** TEXTE À LIRE **
>>>
VITICULTURE / INSTALLATION
Au Mas de Bagnols : une transmission en douceur

À l'occasion d'un évènement dédié à la transmission agricole, Pierre Mollier et Louis de Moerloose ont présenté leur expérience. Récit d'une passation réussie.

Au Mas de Bagnols : une transmission en douceur
Mardi 8 novembre, les communautés de communes Bassin d'Aubenas et Val de Ligne, en partenariat avec l'Addear et la chambre d'agriculture de l'Ardèche ont organisé un après-midi dédié à la transmission agricole. La vingtaine de participants a été accueillie au caveau du Mas de Bagnols, où Louis de Moerloose et Pierre Mollier ont présenté leur expérience.

Louis de Moerloose et Pierre Mollier se sont rencontrés au bon moment de leur vie. Pierre, vigneron en fin de carrière avait fondé le caveau, sur son vignoble de 6 hectares, en 2002. Il cherchait à transmettre son exploitation depuis plusieurs années, en vain. C'était en 2017. Alors âgé de 31 ans, Louis se présente spontanément au Mas de Bagnols. Il a entendu dire, lors d'une formation que le gérant cherche un repreneur.
<<<
** DONNÉES FOURNIES **
>>>
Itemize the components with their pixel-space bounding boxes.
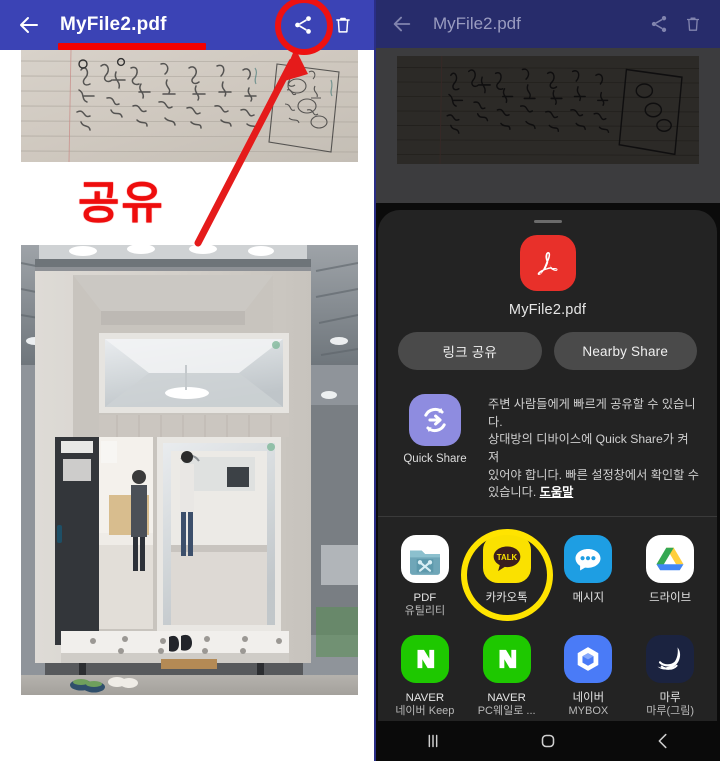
- naver-n-glyph: [499, 649, 516, 669]
- share-target-label: NAVER: [405, 692, 445, 705]
- share-button-dimmed[interactable]: [642, 7, 676, 41]
- recents-button[interactable]: [403, 721, 463, 761]
- share-target-naver-mybox[interactable]: 네이버 MYBOX: [548, 629, 630, 721]
- screenshot-root: MyFile2.pdf 공유 MyFile2.pdf MyFile2.pdf 링…: [0, 0, 720, 761]
- delete-button-dimmed[interactable]: [676, 7, 710, 41]
- panel-divider: [374, 0, 376, 761]
- notebook-scan: [21, 50, 358, 162]
- share-target-label: 드라이브: [649, 592, 692, 605]
- share-pill-row: 링크 공유 Nearby Share: [378, 318, 717, 370]
- svg-text:TALK: TALK: [496, 553, 517, 562]
- share-target-label: 마루: [659, 692, 681, 705]
- nearby-share-button[interactable]: Nearby Share: [553, 332, 697, 370]
- pdf-file-icon: [519, 235, 576, 291]
- naver-pc-icon: [482, 635, 531, 684]
- quick-share-icon: [409, 394, 461, 446]
- page-title: MyFile2.pdf: [60, 14, 167, 35]
- share-target-sublabel: 유틸리티: [404, 605, 446, 618]
- document-page-handwriting: [21, 50, 358, 162]
- google-drive-icon: [646, 535, 695, 584]
- arrow-left-icon: [20, 17, 38, 33]
- share-target-maru[interactable]: 마루 마루(그림): [629, 629, 711, 721]
- maru-swoosh-glyph: [657, 647, 681, 670]
- back-nav-button[interactable]: [633, 721, 693, 761]
- drive-triangle-glyph: [656, 547, 684, 571]
- dimmed-document-backdrop: [375, 48, 720, 203]
- pdf-utility-icon: [400, 535, 449, 584]
- pdf-viewer-appbar-dimmed: MyFile2.pdf: [375, 0, 720, 48]
- share-target-sublabel: MYBOX: [568, 705, 609, 718]
- share-target-label: 메시지: [572, 592, 605, 605]
- share-target-label: PDF: [413, 592, 437, 605]
- quick-share-left: Quick Share: [392, 394, 478, 465]
- home-icon: [541, 734, 554, 748]
- share-target-kakaotalk[interactable]: TALK 카카오톡: [460, 529, 553, 623]
- qs-line-2: 상대방의 디바이스에 Quick Share가 켜져: [488, 432, 689, 465]
- page-title-dimmed: MyFile2.pdf: [433, 14, 521, 33]
- share-bottom-sheet: MyFile2.pdf 링크 공유 Nearby Share Quick Sha…: [378, 210, 717, 721]
- shared-file-name: MyFile2.pdf: [508, 302, 587, 318]
- share-target-drive[interactable]: 드라이브: [629, 529, 711, 623]
- scrim-overlay: [375, 48, 720, 203]
- qs-line-1: 주변 사람들에게 빠르게 공유할 수 있습니다.: [488, 397, 696, 429]
- quick-share-help-link[interactable]: 도움말: [540, 485, 574, 499]
- back-chevron-icon: [658, 733, 667, 749]
- pdf-viewer-panel: MyFile2.pdf 공유: [0, 0, 375, 761]
- recents-icon: [428, 734, 437, 748]
- naver-keep-icon: [400, 635, 449, 684]
- qs-line-4: 있습니다.: [488, 485, 537, 500]
- share-annotation-text: 공유: [78, 177, 165, 228]
- share-icon: [651, 16, 667, 32]
- naver-mybox-icon: [564, 635, 613, 684]
- back-button-dimmed[interactable]: [385, 7, 419, 41]
- share-target-label: 네이버: [572, 692, 605, 705]
- kakao-talk-bubble-glyph: TALK: [493, 546, 520, 572]
- share-target-naver-pc[interactable]: NAVER PC웨일로 ...: [466, 629, 548, 721]
- qs-line-3: 있어야 합니다. 빠른 설정창에서 확인할 수: [488, 467, 699, 482]
- android-navigation-bar: [375, 721, 720, 761]
- quick-share-description: 주변 사람들에게 빠르게 공유할 수 있습니다. 상대방의 디바이스에 Quic…: [488, 394, 699, 502]
- adobe-acrobat-icon: [537, 251, 558, 276]
- quick-share-glyph: [424, 407, 446, 433]
- chat-bubble-glyph: [575, 549, 601, 571]
- share-target-naver-keep[interactable]: NAVER 네이버 Keep: [384, 629, 466, 721]
- home-button[interactable]: [518, 721, 578, 761]
- title-underline-annotation: [58, 43, 206, 50]
- share-target-messages[interactable]: 메시지: [548, 529, 630, 623]
- shared-file-block: MyFile2.pdf: [378, 223, 717, 318]
- share-target-sublabel: 마루(그림): [646, 705, 695, 718]
- quick-share-section[interactable]: Quick Share 주변 사람들에게 빠르게 공유할 수 있습니다. 상대방…: [378, 370, 717, 502]
- mybox-cube-glyph: [578, 647, 599, 671]
- share-sheet-panel: MyFile2.pdf MyFile2.pdf 링크 공유 Nearby Sha…: [375, 0, 720, 761]
- arrow-left-icon: [393, 16, 411, 32]
- naver-n-glyph: [417, 649, 435, 669]
- document-page-photo: [21, 245, 358, 695]
- trash-icon: [336, 17, 350, 33]
- link-share-button[interactable]: 링크 공유: [398, 332, 542, 370]
- messages-icon: [564, 535, 613, 584]
- back-button[interactable]: [12, 8, 46, 42]
- folder-tools-glyph: [409, 550, 440, 575]
- modular-house-photo: [21, 245, 358, 695]
- share-target-pdf-utility[interactable]: PDF 유틸리티: [384, 529, 466, 623]
- share-target-grid: PDF 유틸리티 TALK 카카오톡 메시지 드라이브 NAVER 네이버 Ke…: [378, 517, 717, 721]
- quick-share-label: Quick Share: [403, 453, 467, 465]
- share-target-label: 카카오톡: [485, 592, 528, 605]
- share-target-sublabel: PC웨일로 ...: [477, 705, 536, 718]
- share-target-sublabel: 네이버 Keep: [395, 705, 455, 718]
- trash-icon: [687, 17, 699, 31]
- maru-icon: [646, 635, 695, 684]
- kakaotalk-icon: TALK: [482, 535, 531, 584]
- share-target-label: NAVER: [487, 692, 526, 705]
<<<
** CONSIGNE ÉCRITE A **
Énumérez les structures qui, selon l'article sur le Mas de Bagnols, ont organisé l'après-midi consacré à la transmission agricole.
** CONSIGNE ÉCRITE B **
Recopiez mot pour mot les lignes des enregistrements, en commençant à la ligne qui contient « - naver-n-glyph: [499, 649, 516, 669] » et en vous arrêtant après celle qui contient « - panel-divider: [374, 0, 376, 761] ».
Le texte et les enregistrements constituent deux ensembles distincts.

** RÉSULTAT A **
- la communauté de communes Bassin d'Aubenas
- la communauté de communes Val de Ligne
- l'Addear
- la chambre d'agriculture de l'Ardèche

** RÉSULTAT B **
- naver-n-glyph: [499, 649, 516, 669]
- share-target-label: NAVER: [405, 692, 445, 705]
- share-button-dimmed[interactable]: [642, 7, 676, 41]
- recents-button[interactable]: [403, 721, 463, 761]
- share-target-naver-mybox[interactable]: 네이버 MYBOX: [548, 629, 630, 721]
- screenshot-root: MyFile2.pdf 공유 MyFile2.pdf MyFile2.pdf 링…: [0, 0, 720, 761]
- delete-button-dimmed[interactable]: [676, 7, 710, 41]
- panel-divider: [374, 0, 376, 761]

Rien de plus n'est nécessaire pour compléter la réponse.